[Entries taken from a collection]
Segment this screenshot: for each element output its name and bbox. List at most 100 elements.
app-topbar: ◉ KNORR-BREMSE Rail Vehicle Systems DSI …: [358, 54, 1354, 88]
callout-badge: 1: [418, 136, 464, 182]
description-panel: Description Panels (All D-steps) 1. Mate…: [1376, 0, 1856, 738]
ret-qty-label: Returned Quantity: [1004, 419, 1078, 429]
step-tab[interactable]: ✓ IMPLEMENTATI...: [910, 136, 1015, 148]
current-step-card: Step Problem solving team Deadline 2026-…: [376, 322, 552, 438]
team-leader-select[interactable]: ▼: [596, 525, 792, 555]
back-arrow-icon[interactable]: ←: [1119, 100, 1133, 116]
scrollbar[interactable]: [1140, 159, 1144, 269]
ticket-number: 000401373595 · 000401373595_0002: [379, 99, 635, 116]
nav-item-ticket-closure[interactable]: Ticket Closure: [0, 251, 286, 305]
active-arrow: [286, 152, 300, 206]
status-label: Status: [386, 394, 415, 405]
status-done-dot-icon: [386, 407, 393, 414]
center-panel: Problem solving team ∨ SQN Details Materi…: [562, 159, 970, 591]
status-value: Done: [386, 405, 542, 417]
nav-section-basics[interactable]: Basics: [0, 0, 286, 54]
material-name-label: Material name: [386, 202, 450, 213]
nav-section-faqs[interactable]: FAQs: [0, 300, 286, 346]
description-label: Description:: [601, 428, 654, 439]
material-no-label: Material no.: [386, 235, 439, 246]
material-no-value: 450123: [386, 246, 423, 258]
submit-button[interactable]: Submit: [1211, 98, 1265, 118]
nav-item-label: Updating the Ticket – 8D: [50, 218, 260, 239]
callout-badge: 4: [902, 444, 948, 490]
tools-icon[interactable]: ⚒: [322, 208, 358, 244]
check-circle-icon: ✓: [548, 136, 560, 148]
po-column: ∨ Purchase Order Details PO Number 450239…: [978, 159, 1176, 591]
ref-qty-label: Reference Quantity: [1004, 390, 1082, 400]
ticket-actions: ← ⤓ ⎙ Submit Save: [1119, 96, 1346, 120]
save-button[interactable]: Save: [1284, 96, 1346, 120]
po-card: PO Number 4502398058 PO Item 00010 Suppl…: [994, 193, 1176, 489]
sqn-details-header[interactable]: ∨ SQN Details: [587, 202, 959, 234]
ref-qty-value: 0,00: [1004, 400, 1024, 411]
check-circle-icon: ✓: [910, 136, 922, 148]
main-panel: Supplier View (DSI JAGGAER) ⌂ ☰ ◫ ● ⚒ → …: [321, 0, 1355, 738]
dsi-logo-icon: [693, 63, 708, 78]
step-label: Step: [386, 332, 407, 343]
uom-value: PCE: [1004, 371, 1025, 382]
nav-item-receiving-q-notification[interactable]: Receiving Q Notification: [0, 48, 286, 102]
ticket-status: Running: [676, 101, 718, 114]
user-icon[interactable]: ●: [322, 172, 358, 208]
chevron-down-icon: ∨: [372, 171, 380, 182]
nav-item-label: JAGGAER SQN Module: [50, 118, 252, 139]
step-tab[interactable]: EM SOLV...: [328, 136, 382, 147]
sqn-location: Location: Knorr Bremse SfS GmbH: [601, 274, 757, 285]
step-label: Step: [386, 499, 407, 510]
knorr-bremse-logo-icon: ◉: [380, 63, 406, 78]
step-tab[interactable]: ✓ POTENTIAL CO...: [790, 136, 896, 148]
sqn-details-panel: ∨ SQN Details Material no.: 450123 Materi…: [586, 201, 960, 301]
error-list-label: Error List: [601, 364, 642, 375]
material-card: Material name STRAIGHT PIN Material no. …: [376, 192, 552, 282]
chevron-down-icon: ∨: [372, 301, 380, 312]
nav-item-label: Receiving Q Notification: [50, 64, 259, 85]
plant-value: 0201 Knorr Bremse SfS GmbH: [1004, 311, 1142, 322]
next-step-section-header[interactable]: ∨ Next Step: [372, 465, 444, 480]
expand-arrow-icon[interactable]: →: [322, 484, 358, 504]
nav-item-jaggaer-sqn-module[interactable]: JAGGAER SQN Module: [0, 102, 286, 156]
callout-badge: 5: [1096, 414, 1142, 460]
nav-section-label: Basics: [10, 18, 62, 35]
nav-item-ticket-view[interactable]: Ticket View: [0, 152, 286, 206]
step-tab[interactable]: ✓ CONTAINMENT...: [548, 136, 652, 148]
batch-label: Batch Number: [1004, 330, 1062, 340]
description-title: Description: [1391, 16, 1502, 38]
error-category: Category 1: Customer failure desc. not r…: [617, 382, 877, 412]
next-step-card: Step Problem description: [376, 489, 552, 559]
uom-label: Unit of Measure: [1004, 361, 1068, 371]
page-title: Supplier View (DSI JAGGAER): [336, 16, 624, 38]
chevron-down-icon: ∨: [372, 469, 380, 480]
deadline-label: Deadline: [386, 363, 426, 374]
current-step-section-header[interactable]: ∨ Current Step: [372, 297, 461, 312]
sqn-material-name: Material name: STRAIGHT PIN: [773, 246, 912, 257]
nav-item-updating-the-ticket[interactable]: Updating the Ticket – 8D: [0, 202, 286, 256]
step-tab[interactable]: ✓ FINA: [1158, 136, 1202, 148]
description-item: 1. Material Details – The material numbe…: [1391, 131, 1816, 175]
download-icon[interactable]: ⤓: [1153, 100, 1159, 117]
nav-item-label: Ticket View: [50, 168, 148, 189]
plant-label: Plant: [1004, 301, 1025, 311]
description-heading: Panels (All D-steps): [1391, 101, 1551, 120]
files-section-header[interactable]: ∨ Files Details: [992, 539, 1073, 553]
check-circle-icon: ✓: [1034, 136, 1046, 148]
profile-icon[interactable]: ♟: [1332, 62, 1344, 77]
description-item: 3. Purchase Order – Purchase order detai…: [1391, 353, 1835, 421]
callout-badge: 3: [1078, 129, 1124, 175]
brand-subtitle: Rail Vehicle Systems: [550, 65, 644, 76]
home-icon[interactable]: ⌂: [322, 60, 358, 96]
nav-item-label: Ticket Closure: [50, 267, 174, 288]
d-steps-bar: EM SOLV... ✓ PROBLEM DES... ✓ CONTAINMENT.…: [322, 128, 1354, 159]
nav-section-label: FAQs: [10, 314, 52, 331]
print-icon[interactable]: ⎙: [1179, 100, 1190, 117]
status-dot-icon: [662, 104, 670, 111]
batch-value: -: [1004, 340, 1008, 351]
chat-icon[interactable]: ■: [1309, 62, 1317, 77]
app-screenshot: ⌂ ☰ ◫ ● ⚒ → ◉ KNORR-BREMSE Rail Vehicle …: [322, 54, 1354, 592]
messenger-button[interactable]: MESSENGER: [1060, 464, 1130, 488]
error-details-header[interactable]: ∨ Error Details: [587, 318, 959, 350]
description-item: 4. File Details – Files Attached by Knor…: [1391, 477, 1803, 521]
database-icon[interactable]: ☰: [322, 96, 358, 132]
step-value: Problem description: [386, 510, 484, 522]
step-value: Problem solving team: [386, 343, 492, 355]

#### [PROBLEM STATEMENT]
Update the items above by changing every "Problem solving team" to "Solution team" and leaving everything else as it is.

#### [EXERCISE OUTPUT]
Segment this screenshot: for each element output its name and bbox. List at most 100 elements.
app-topbar: ◉ KNORR-BREMSE Rail Vehicle Systems DSI …: [358, 54, 1354, 88]
callout-badge: 1: [418, 136, 464, 182]
description-panel: Description Panels (All D-steps) 1. Mate…: [1376, 0, 1856, 738]
ret-qty-label: Returned Quantity: [1004, 419, 1078, 429]
step-tab[interactable]: ✓ IMPLEMENTATI...: [910, 136, 1015, 148]
current-step-card: Step Solution team Deadline 2026-…: [376, 322, 552, 438]
team-leader-select[interactable]: ▼: [596, 525, 792, 555]
back-arrow-icon[interactable]: ←: [1119, 100, 1133, 116]
scrollbar[interactable]: [1140, 159, 1144, 269]
ticket-number: 000401373595 · 000401373595_0002: [379, 99, 635, 116]
nav-item-ticket-closure[interactable]: Ticket Closure: [0, 251, 286, 305]
active-arrow: [286, 152, 300, 206]
status-label: Status: [386, 394, 415, 405]
status-done-dot-icon: [386, 407, 393, 414]
center-panel: Solution team ∨ SQN Details Materi…: [562, 159, 970, 591]
status-value: Done: [386, 405, 542, 417]
nav-section-basics[interactable]: Basics: [0, 0, 286, 54]
material-name-label: Material name: [386, 202, 450, 213]
nav-section-faqs[interactable]: FAQs: [0, 300, 286, 346]
description-label: Description:: [601, 428, 654, 439]
material-no-label: Material no.: [386, 235, 439, 246]
material-no-value: 450123: [386, 246, 423, 258]
submit-button[interactable]: Submit: [1211, 98, 1265, 118]
nav-item-label: Updating the Ticket – 8D: [50, 218, 260, 239]
callout-badge: 4: [902, 444, 948, 490]
tools-icon[interactable]: ⚒: [322, 208, 358, 244]
check-circle-icon: ✓: [548, 136, 560, 148]
po-column: ∨ Purchase Order Details PO Number 450239…: [978, 159, 1176, 591]
ref-qty-label: Reference Quantity: [1004, 390, 1082, 400]
ticket-actions: ← ⤓ ⎙ Submit Save: [1119, 96, 1346, 120]
save-button[interactable]: Save: [1284, 96, 1346, 120]
po-card: PO Number 4502398058 PO Item 00010 Suppl…: [994, 193, 1176, 489]
sqn-details-header[interactable]: ∨ SQN Details: [587, 202, 959, 234]
ref-qty-value: 0,00: [1004, 400, 1024, 411]
check-circle-icon: ✓: [910, 136, 922, 148]
main-panel: Supplier View (DSI JAGGAER) ⌂ ☰ ◫ ● ⚒ → …: [321, 0, 1355, 738]
dsi-logo-icon: [693, 63, 708, 78]
step-label: Step: [386, 332, 407, 343]
uom-value: PCE: [1004, 371, 1025, 382]
nav-item-receiving-q-notification[interactable]: Receiving Q Notification: [0, 48, 286, 102]
ticket-status: Running: [676, 101, 718, 114]
user-icon[interactable]: ●: [322, 172, 358, 208]
chevron-down-icon: ∨: [372, 171, 380, 182]
nav-item-label: JAGGAER SQN Module: [50, 118, 252, 139]
step-tab[interactable]: EM SOLV...: [328, 136, 382, 147]
sqn-location: Location: Knorr Bremse SfS GmbH: [601, 274, 757, 285]
step-label: Step: [386, 499, 407, 510]
knorr-bremse-logo-icon: ◉: [380, 63, 406, 78]
step-tab[interactable]: ✓ POTENTIAL CO...: [790, 136, 896, 148]
sqn-details-panel: ∨ SQN Details Material no.: 450123 Materi…: [586, 201, 960, 301]
error-list-label: Error List: [601, 364, 642, 375]
material-card: Material name STRAIGHT PIN Material no. …: [376, 192, 552, 282]
chevron-down-icon: ∨: [372, 301, 380, 312]
nav-item-label: Receiving Q Notification: [50, 64, 259, 85]
plant-value: 0201 Knorr Bremse SfS GmbH: [1004, 311, 1142, 322]
next-step-section-header[interactable]: ∨ Next Step: [372, 465, 444, 480]
expand-arrow-icon[interactable]: →: [322, 484, 358, 504]
nav-item-jaggaer-sqn-module[interactable]: JAGGAER SQN Module: [0, 102, 286, 156]
callout-badge: 5: [1096, 414, 1142, 460]
nav-section-label: Basics: [10, 18, 62, 35]
nav-item-ticket-view[interactable]: Ticket View: [0, 152, 286, 206]
step-tab[interactable]: ✓ CONTAINMENT...: [548, 136, 652, 148]
batch-label: Batch Number: [1004, 330, 1062, 340]
description-title: Description: [1391, 16, 1502, 38]
error-category: Category 1: Customer failure desc. not r…: [617, 382, 877, 412]
next-step-card: Step Problem description: [376, 489, 552, 559]
uom-label: Unit of Measure: [1004, 361, 1068, 371]
page-title: Supplier View (DSI JAGGAER): [336, 16, 624, 38]
chevron-down-icon: ∨: [372, 469, 380, 480]
deadline-label: Deadline: [386, 363, 426, 374]
current-step-section-header[interactable]: ∨ Current Step: [372, 297, 461, 312]
sqn-material-name: Material name: STRAIGHT PIN: [773, 246, 912, 257]
nav-item-updating-the-ticket[interactable]: Updating the Ticket – 8D: [0, 202, 286, 256]
step-tab[interactable]: ✓ FINA: [1158, 136, 1202, 148]
description-item: 1. Material Details – The material numbe…: [1391, 131, 1816, 175]
download-icon[interactable]: ⤓: [1153, 100, 1159, 117]
nav-item-label: Ticket View: [50, 168, 148, 189]
plant-label: Plant: [1004, 301, 1025, 311]
description-heading: Panels (All D-steps): [1391, 101, 1551, 120]
files-section-header[interactable]: ∨ Files Details: [992, 539, 1073, 553]
check-circle-icon: ✓: [1034, 136, 1046, 148]
profile-icon[interactable]: ♟: [1332, 62, 1344, 77]
description-item: 3. Purchase Order – Purchase order detai…: [1391, 353, 1835, 421]
callout-badge: 3: [1078, 129, 1124, 175]
brand-subtitle: Rail Vehicle Systems: [550, 65, 644, 76]
home-icon[interactable]: ⌂: [322, 60, 358, 96]
nav-item-label: Ticket Closure: [50, 267, 174, 288]
d-steps-bar: EM SOLV... ✓ PROBLEM DES... ✓ CONTAINMENT.…: [322, 128, 1354, 159]
nav-section-label: FAQs: [10, 314, 52, 331]
print-icon[interactable]: ⎙: [1179, 100, 1190, 117]
status-dot-icon: [662, 104, 670, 111]
batch-value: -: [1004, 340, 1008, 351]
chat-icon[interactable]: ■: [1309, 62, 1317, 77]
app-screenshot: ⌂ ☰ ◫ ● ⚒ → ◉ KNORR-BREMSE Rail Vehicle …: [322, 54, 1354, 592]
messenger-button[interactable]: MESSENGER: [1060, 464, 1130, 488]
error-details-header[interactable]: ∨ Error Details: [587, 318, 959, 350]
description-item: 4. File Details – Files Attached by Knor…: [1391, 477, 1803, 521]
database-icon[interactable]: ☰: [322, 96, 358, 132]
step-value: Problem description: [386, 510, 484, 522]
step-value: Solution team: [386, 343, 492, 355]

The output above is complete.